* **What to work on**:
Return word for word the part of the records that runs from their start through the line containing "scope-switch-list: S1:F+T S2:LM", with both ends included.
[Begin Records provided]
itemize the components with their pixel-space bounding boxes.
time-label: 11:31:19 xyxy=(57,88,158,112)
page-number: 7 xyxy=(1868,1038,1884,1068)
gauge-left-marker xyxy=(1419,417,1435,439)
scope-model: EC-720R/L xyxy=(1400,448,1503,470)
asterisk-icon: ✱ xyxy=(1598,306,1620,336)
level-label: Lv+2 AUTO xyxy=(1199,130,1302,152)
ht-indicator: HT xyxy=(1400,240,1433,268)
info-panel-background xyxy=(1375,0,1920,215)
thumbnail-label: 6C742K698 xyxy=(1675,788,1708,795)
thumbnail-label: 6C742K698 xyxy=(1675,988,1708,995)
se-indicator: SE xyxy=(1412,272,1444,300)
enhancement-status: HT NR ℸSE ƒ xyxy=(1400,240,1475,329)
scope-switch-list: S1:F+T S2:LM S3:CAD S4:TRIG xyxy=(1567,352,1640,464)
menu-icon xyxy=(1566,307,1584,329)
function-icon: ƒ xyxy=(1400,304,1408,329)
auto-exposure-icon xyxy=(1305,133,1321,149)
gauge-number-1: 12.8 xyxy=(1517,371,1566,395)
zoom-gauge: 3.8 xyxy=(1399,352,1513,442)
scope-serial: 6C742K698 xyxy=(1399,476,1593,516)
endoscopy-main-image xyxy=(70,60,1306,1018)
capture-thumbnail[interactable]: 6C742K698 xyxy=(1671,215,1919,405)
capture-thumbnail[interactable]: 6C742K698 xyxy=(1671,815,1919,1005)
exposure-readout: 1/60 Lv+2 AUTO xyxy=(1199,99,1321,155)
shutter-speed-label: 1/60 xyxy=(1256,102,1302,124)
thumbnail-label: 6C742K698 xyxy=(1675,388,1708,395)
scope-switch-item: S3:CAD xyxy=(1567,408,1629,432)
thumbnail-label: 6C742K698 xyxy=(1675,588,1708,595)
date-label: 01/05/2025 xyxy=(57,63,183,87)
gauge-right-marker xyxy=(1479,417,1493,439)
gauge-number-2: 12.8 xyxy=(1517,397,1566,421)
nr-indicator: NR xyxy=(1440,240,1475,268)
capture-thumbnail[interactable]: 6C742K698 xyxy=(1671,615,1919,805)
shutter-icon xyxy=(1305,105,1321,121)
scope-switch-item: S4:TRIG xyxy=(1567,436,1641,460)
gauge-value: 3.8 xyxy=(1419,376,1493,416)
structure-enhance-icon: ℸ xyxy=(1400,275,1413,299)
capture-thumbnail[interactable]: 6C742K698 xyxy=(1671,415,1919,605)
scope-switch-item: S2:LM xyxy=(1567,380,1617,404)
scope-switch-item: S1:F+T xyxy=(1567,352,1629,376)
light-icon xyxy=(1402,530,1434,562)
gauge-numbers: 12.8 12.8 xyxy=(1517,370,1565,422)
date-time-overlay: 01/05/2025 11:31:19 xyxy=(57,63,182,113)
[End Records provided]
* **Exercise answer**:
itemize the components with their pixel-space bounding boxes.
time-label: 11:31:19 xyxy=(57,88,158,112)
page-number: 7 xyxy=(1868,1038,1884,1068)
gauge-left-marker xyxy=(1419,417,1435,439)
scope-model: EC-720R/L xyxy=(1400,448,1503,470)
asterisk-icon: ✱ xyxy=(1598,306,1620,336)
level-label: Lv+2 AUTO xyxy=(1199,130,1302,152)
ht-indicator: HT xyxy=(1400,240,1433,268)
info-panel-background xyxy=(1375,0,1920,215)
thumbnail-label: 6C742K698 xyxy=(1675,788,1708,795)
thumbnail-label: 6C742K698 xyxy=(1675,988,1708,995)
se-indicator: SE xyxy=(1412,272,1444,300)
enhancement-status: HT NR ℸSE ƒ xyxy=(1400,240,1475,329)
scope-switch-list: S1:F+T S2:LM S3:CAD S4:TRIG xyxy=(1567,352,1640,464)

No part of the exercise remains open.